What is required
Please pick up the forum discussion about potty training below and continue it from its last line.
Segment Start: Source extract
Thanks for all the replies. I don't really feel any will work, I think he just needs time, but equally he's already had 8 months so I'll give some kind of low key reward a go - he's so easily motivated and excited by any little present. He loves books so maybe I'll put a special book in the loo for reading during poo tries.

I'm not keen to put him back in pullups, tbh the poon often rolls out, and I'd rather wash pants every day than chuck a pullup away, plus I can't even begin to imagine the tantrum if I suggested it!

OP posts:
ThickFast · 29/08/2020 08:07

I don’t really think any particular techniques work either. Didn’t for my daughter. She just decided one day on her own. I only used pull ups because pants were stressing me out and I didn’t want her to start to feel ashamed or like she was naughty. But if that doesn’t bother you then there’s no point using pull ups. Maybe a sticker chart might work? But to be honest, any kind of incentive or bribery didn’t work for her either. You literally cannot make someone poo! Unless you’ve been through it people always give suggestions like it’s easy. But it’s really quite out of your control. Good luck!
Segment End: Source extract
Segment Start: Provided records
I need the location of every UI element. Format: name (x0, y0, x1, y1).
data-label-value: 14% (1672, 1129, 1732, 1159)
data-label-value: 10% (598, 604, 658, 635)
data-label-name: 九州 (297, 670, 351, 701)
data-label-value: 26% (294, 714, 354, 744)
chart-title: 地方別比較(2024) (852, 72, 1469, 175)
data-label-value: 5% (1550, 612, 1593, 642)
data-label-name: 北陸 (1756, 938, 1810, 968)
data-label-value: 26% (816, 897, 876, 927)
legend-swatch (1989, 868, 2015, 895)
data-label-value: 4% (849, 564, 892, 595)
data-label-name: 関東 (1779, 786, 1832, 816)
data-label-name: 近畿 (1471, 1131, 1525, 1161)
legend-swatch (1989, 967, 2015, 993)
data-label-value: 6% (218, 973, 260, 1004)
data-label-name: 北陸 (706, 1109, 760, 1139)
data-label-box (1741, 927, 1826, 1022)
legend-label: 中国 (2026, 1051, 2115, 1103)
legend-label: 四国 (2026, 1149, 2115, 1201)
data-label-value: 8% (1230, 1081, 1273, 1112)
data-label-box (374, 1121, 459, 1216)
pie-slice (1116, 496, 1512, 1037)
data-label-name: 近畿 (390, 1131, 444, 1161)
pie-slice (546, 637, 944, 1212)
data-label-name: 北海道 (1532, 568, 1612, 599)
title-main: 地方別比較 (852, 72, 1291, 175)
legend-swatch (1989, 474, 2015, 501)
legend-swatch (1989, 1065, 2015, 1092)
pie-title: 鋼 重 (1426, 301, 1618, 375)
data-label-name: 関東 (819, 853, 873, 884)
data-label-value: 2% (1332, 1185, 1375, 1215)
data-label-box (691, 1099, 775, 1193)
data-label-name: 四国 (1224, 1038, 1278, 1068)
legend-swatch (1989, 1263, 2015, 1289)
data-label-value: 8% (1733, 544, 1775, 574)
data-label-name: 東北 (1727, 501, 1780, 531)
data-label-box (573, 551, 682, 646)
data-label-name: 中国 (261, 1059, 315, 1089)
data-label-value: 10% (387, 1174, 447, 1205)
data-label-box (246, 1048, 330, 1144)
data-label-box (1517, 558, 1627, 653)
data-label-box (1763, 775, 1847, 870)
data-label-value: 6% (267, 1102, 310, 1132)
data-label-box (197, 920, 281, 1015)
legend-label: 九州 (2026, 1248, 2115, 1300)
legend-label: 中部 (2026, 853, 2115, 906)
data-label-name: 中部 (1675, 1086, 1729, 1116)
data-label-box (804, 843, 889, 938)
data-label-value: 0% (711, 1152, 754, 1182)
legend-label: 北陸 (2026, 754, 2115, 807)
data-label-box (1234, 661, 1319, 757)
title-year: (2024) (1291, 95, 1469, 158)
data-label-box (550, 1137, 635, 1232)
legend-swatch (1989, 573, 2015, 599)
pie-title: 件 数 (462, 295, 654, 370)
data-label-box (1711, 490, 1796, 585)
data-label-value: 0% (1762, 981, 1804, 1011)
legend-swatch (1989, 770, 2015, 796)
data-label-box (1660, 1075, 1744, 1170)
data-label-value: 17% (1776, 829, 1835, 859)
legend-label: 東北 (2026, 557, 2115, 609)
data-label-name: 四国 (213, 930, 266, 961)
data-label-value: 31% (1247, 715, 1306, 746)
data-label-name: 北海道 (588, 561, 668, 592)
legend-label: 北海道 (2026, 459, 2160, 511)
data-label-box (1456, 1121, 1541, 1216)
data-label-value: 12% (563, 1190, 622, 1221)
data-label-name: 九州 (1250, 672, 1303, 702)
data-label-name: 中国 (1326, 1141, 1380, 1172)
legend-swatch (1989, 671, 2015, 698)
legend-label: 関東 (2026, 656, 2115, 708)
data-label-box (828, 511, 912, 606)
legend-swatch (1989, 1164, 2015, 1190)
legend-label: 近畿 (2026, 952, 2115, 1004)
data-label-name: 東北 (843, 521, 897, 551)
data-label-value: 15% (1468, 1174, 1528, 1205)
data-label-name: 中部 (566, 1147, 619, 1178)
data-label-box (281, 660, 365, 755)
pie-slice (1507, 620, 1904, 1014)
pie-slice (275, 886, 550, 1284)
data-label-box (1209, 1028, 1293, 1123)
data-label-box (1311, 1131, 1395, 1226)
Segment End: Provided records
Result of the exercise
CherryMaple · 29/08/2020 08:50

We used Poo goes to Pooland as a story book. It really helped. You can make your own story book from the pdf:

www.cntw.nhs.uk/content/uploads/2016/08/Poo-Goes-To-Pooland.pdf

We also used rewards. Stickers are unfortunately not seen as a reward worth bothering with by my DCs. After having tried every type of reward, in desperation we switched to Haribos... DD2 was then very motivated and got her pooing sorted pretty quick!!

Senners · 13/07/2022 18:17

I'd love an update OP if possible!?! Losing the will here

SnowyLamb · 13/07/2022 18:34

My 3 yo did this. He's 19yo now and generally house trained 😆

I can't tell you how to fix it, he didn't become reliable until he was 5 and even then still had "accidents" on holiday or at times of stress.

What I can do is give some tips on how to survive it.

  • buy lots of cheap pants, so you bag them up and throw them away, like you would a nappy, if it happens when you're out
  • Don't let this become who he is. We reached a point where whether it had been a good or a bad day was based entirely around how many dirty pants there'd been. Life with LO is still great, if frustrating.
  • I think for DS2 it was about expecting some control/a protest. A bit like a tantrum, so try to give it as little attention as possible. It might not help, but it will make your life better.
  • Get him checked for constipation. Apparently this can be a factor, although I don't think it was for DS.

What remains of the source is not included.